*What is expected*: Find the lines that hold the word "日清日结考核" and return them.

*Exercise materials*:
======

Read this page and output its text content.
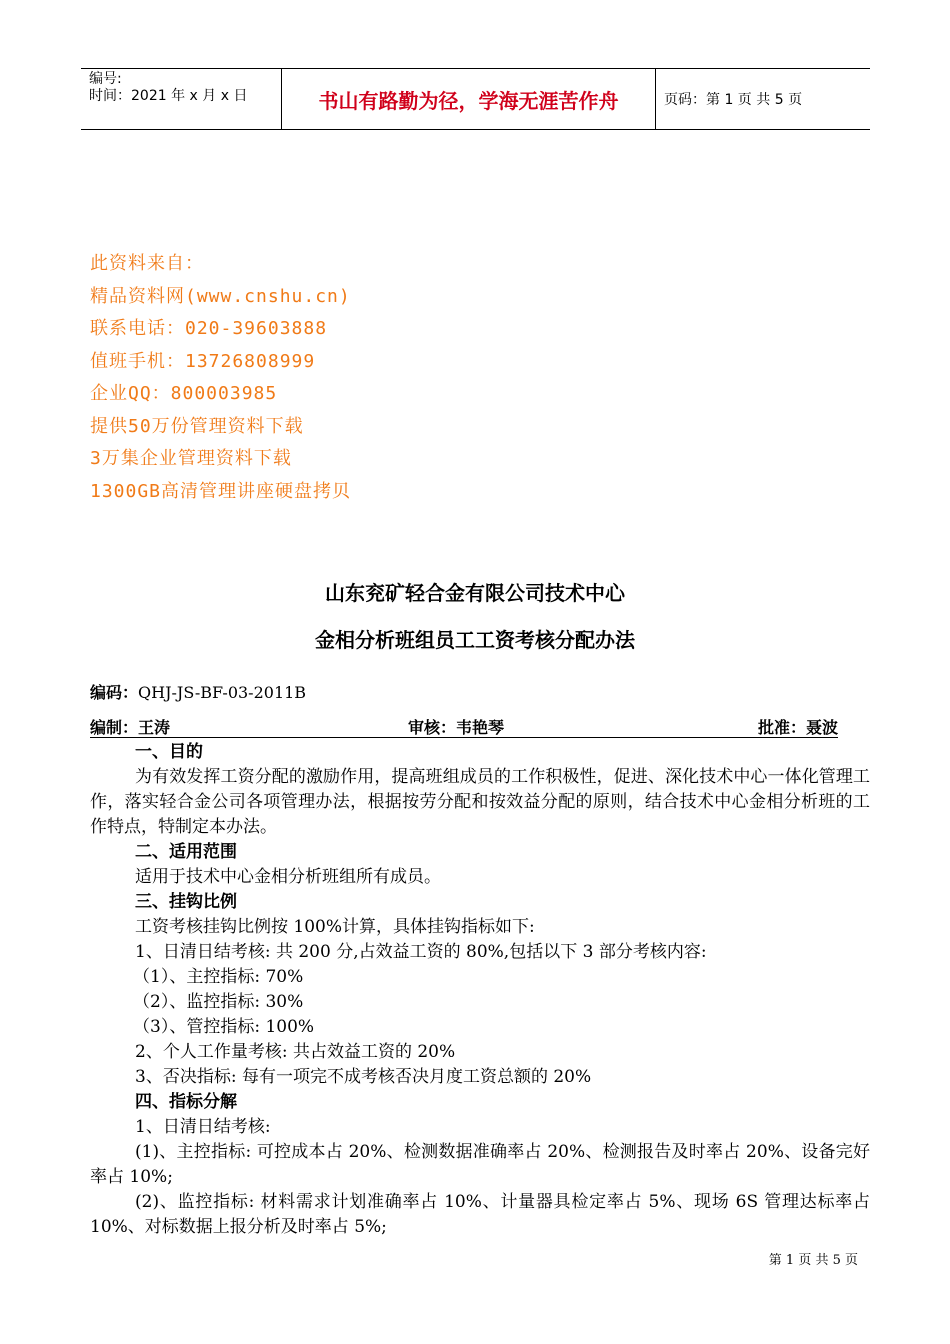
编号:
时间：2021 年 x 月 x 日	书山有路勤为径，学海无涯苦作舟	页码：第 1 页 共 5 页
此资料来自：
精品资料网(www.cnshu.cn)
联系电话：020-39603888
值班手机：13726808999
企业QQ：800003985
提供50万份管理资料下载
3万集企业管理资料下载
1300GB高清管理讲座硬盘拷贝
山东兖矿轻合金有限公司技术中心
金相分析班组员工工资考核分配办法
编码：QHJ-JS-BF-03-2011B
编制：王涛	审核：韦艳琴	批准：聂波

一、目的

为有效发挥工资分配的激励作用，提高班组成员的工作积极性，促进、深化技术中心一体化管理工作，落实轻合金公司各项管理办法，根据按劳分配和按效益分配的原则，结合技术中心金相分析班的工作特点，特制定本办法。

二、适用范围

适用于技术中心金相分析班组所有成员。

三、挂钩比例

工资考核挂钩比例按 100%计算，具体挂钩指标如下:

1、日清日结考核: 共 200 分,占效益工资的 80%,包括以下 3 部分考核内容:

（1）、主控指标: 70%

（2）、监控指标: 30%

（3）、管控指标: 100%

2、个人工作量考核: 共占效益工资的 20%

3、否决指标: 每有一项完不成考核否决月度工资总额的 20%

四、指标分解

1、日清日结考核:

(1)、主控指标: 可控成本占 20%、检测数据准确率占 20%、检测报告及时率占 20%、设备完好率占 10%;

(2)、监控指标: 材料需求计划准确率占 10%、计量器具检定率占 5%、现场 6S 管理达标率占 10%、对标数据上报分析及时率占 5%;

第 1 页 共 5 页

======

*Exercise answer*:
1、日清日结考核: 共 200 分,占效益工资的 80%,包括以下 3 部分考核内容:
1、日清日结考核:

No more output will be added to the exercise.